● **PROMPT 1**
In the fire detection summary, which model performs classification in the two-stage pipeline?
● **PROMPT 2**
Return the part of the fire detection summary starting at "Detection Fire in" and ending at "and blurred imagery.", copied word for word.

● **EXCERPT**
Detection Fire in Camera RGB-NIR
Nguyen Truong Khai, Luong Duc Vinh
TL;DR
This work tackles nighttime fire detection using RGB-NIR imagery by addressing data scarcity and false positives from bright lights. It introduces a two-stage detection pipeline (YOLOv11n for detection and EfficientNetV2-B0 for classification) augmented with Laplacian edge enhancement, and a patch-based Patched-YOLO to improve small/distant fire detection. Two new datasets are developed: Dataset Detection NIR for detection and Datasets Classify Sobel for edge-based classification, with augmentation via Fusion-GAN and grayscale conversion to expand training data. The approach achieves improved night-time fire detection accuracy and reduced false positives, demonstrating practical potential for safer surveillance and rapid response, while identifying remaining challenges for distant, small fires and blurred imagery.

(Document understanding data)
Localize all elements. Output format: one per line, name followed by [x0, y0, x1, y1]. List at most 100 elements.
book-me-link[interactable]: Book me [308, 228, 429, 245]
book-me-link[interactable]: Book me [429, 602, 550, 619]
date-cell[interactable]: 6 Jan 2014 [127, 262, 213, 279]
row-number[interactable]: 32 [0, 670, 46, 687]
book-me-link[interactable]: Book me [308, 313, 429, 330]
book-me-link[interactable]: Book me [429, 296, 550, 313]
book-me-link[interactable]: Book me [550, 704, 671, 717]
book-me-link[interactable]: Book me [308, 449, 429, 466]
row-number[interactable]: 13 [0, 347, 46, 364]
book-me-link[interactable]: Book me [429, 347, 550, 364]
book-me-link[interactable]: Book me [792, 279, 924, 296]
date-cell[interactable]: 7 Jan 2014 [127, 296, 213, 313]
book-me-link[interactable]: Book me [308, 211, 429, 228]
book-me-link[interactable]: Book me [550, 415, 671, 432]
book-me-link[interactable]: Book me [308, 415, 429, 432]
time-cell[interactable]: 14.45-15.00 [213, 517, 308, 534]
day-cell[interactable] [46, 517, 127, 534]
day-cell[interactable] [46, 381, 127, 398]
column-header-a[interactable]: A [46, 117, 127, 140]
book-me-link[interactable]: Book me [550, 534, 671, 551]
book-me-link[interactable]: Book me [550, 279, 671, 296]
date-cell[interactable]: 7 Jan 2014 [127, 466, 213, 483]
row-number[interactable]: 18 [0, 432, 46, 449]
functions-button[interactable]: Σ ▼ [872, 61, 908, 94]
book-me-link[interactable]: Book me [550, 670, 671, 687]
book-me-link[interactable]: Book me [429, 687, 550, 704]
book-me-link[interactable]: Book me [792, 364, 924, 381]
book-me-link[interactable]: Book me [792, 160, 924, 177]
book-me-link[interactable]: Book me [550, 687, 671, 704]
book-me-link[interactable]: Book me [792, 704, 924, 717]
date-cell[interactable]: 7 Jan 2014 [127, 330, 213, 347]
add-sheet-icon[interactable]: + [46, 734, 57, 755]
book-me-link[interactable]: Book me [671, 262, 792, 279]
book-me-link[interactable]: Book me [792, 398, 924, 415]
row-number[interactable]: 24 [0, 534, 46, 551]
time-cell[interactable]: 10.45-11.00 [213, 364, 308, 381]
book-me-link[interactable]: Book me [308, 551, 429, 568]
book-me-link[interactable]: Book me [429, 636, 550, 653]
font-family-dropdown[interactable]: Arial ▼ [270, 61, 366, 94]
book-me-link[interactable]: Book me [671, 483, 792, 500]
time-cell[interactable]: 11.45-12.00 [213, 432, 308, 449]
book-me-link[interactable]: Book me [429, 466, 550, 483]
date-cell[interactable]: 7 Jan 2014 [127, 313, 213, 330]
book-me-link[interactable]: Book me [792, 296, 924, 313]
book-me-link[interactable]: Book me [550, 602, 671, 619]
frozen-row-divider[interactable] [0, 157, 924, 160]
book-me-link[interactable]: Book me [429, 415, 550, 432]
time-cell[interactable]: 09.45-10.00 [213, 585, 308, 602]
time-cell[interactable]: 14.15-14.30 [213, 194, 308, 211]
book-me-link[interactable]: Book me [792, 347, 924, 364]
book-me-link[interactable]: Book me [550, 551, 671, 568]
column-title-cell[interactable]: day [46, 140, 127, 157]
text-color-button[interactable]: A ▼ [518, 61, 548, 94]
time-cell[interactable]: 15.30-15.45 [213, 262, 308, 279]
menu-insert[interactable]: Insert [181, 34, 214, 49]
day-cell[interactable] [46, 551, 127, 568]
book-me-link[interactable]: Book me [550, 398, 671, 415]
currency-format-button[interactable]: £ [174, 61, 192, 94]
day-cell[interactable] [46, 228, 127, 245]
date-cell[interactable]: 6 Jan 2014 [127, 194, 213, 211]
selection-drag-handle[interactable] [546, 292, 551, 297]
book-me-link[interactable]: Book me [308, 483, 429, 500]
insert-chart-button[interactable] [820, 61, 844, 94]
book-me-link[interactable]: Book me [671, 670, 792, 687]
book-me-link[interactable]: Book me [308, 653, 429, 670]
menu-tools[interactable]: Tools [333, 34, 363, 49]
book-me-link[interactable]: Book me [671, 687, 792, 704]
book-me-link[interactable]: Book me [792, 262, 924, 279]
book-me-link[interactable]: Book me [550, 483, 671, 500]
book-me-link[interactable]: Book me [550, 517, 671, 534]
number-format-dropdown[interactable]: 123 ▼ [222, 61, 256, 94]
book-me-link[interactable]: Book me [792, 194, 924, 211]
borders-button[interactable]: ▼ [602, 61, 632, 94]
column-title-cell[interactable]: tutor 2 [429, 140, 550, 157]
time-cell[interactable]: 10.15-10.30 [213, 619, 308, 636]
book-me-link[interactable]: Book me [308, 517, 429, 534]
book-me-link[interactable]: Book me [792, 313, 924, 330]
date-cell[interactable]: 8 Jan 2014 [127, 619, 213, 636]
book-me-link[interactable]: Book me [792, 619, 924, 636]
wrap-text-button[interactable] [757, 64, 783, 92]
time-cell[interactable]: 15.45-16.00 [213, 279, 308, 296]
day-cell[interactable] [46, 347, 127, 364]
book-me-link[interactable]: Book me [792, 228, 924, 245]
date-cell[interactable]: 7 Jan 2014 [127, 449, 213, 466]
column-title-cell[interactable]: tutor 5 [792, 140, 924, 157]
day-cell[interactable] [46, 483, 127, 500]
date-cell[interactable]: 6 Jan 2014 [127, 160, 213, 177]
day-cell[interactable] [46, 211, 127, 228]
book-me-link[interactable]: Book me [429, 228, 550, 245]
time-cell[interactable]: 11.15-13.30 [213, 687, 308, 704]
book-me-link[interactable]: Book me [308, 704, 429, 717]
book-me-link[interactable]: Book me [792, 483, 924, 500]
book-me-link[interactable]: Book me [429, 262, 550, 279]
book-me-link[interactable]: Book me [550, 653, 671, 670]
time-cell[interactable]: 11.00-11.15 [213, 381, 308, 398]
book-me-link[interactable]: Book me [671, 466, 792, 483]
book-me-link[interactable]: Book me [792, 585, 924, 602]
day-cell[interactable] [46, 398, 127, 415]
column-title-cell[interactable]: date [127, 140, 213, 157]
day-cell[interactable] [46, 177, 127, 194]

● **ANSWER AREA 1**
EfficientNetV2-B0

● **ANSWER AREA 2**
Detection Fire in Camera RGB-NIR
Nguyen Truong Khai, Luong Duc Vinh
TL;DR
This work tackles nighttime fire detection using RGB-NIR imagery by addressing data scarcity and false positives from bright lights. It introduces a two-stage detection pipeline (YOLOv11n for detection and EfficientNetV2-B0 for classification) augmented with Laplacian edge enhancement, and a patch-based Patched-YOLO to improve small/distant fire detection. Two new datasets are developed: Dataset Detection NIR for detection and Datasets Classify Sobel for edge-based classification, with augmentation via Fusion-GAN and grayscale conversion to expand training data. The approach achieves improved night-time fire detection accuracy and reduced false positives, demonstrating practical potential for safer surveillance and rapid response, while identifying remaining challenges for distant, small fires and blurred imagery.